__What is asked__. Using the data beneath, show every line that includes the word "name".

Dataset rows about figures:
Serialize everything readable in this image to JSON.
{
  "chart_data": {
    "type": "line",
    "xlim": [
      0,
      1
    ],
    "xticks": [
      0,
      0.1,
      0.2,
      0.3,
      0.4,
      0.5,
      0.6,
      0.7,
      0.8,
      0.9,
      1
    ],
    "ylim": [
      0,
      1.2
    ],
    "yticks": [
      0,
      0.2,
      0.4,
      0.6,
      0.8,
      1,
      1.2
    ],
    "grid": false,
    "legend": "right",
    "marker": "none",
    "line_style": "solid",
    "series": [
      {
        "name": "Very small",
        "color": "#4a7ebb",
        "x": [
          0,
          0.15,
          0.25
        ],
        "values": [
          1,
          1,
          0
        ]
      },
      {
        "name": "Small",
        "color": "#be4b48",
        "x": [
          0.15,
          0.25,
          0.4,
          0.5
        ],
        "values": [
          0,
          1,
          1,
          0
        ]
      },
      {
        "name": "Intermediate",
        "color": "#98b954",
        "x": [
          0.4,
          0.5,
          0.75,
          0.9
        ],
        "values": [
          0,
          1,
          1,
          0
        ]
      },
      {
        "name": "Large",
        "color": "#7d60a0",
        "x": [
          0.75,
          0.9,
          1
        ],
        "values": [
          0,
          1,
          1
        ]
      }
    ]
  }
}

__Response below__.
        "name": "Very small",
        "name": "Small",
        "name": "Intermediate",
        "name": "Large",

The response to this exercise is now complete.